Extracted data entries
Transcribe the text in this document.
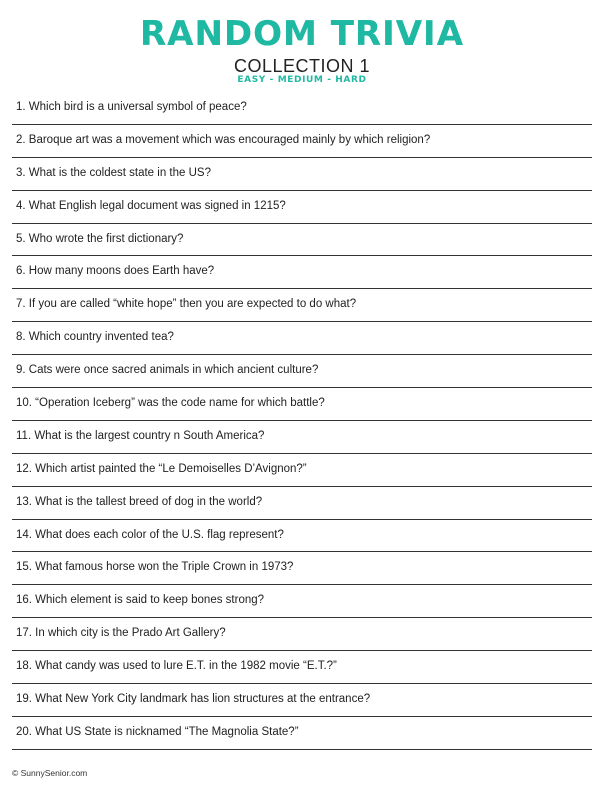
RANDOM TRIVIA
COLLECTION 1
EASY - MEDIUM - HARD
1. Which bird is a universal symbol of peace?
2. Baroque art was a movement which was encouraged mainly by which religion?
3. What is the coldest state in the US?
4. What English legal document was signed in 1215?
5. Who wrote the first dictionary?
6. How many moons does Earth have?
7. If you are called “white hope” then you are expected to do what?
8. Which country invented tea?
9. Cats were once sacred animals in which ancient culture?
10. “Operation Iceberg” was the code name for which battle?
11. What is the largest country n South America?
12. Which artist painted the “Le Demoiselles D’Avignon?”
13. What is the tallest breed of dog in the world?
14. What does each color of the U.S. flag represent?
15. What famous horse won the Triple Crown in 1973?
16. Which element is said to keep bones strong?
17. In which city is the Prado Art Gallery?
18. What candy was used to lure E.T. in the 1982 movie “E.T.?”
19. What New York City landmark has lion structures at the entrance?
20. What US State is nicknamed “The Magnolia State?”
© SunnySenior.com
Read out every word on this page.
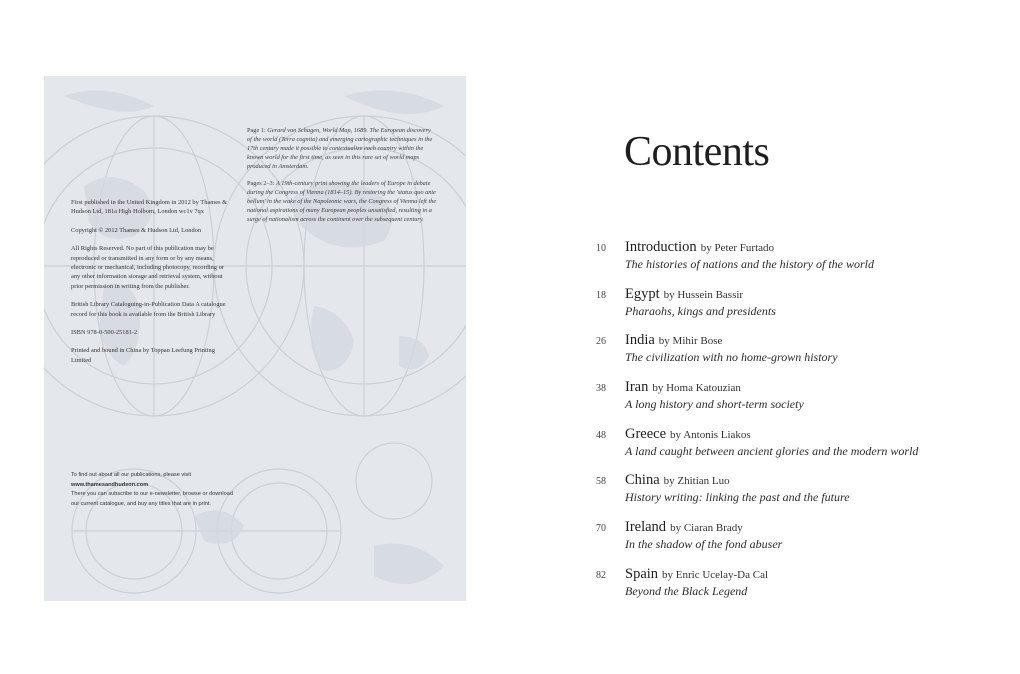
Page 1: Gerard van Schagen, World Map, 1689. The European discovery of the world (Terra cognita) and emerging cartographic techniques in the 17th century made it possible to contextualize each country within the known world for the first time, as seen in this rare set of world maps produced in Amsterdam.

Pages 2–3: A 19th-century print showing the leaders of Europe in debate during the Congress of Vienna (1814–15). By restoring the 'status quo ante bellum' in the wake of the Napoleonic wars, the Congress of Vienna left the national aspirations of many European peoples unsatisfied, resulting in a surge of nationalism across the continent over the subsequent century.

First published in the United Kingdom in 2012 by Thames & Hudson Ltd, 181a High Holborn, London wc1v 7qx

Copyright © 2012 Thames & Hudson Ltd, London

All Rights Reserved. No part of this publication may be reproduced or transmitted in any form or by any means, electronic or mechanical, including photocopy, recording or any other information storage and retrieval system, without prior permission in writing from the publisher.

British Library Cataloguing-in-Publication Data A catalogue record for this book is available from the British Library

ISBN 978-0-500-25181-2

Printed and bound in China by Toppan Leefung Printing Limited

To find out about all our publications, please visit
www.thamesandhudson.com
There you can subscribe to our e-newsletter, browse or download our current catalogue, and buy any titles that are in print.
Contents
10	Introduction by Peter Furtado
The histories of nations and the history of the world
18	Egypt by Hussein Bassir
Pharaohs, kings and presidents
26	India by Mihir Bose
The civilization with no home-grown history
38	Iran by Homa Katouzian
A long history and short-term society
48	Greece by Antonis Liakos
A land caught between ancient glories and the modern world
58	China by Zhitian Luo
History writing: linking the past and the future
70	Ireland by Ciaran Brady
In the shadow of the fond abuser
82	Spain by Enric Ucelay-Da Cal
Beyond the Black Legend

_Brief_. Which lines contain "China"? Copy each of them.

_Full answer_.
Printed and bound in China by Toppan Leefung Printing Limited
58	China by Zhitian Luo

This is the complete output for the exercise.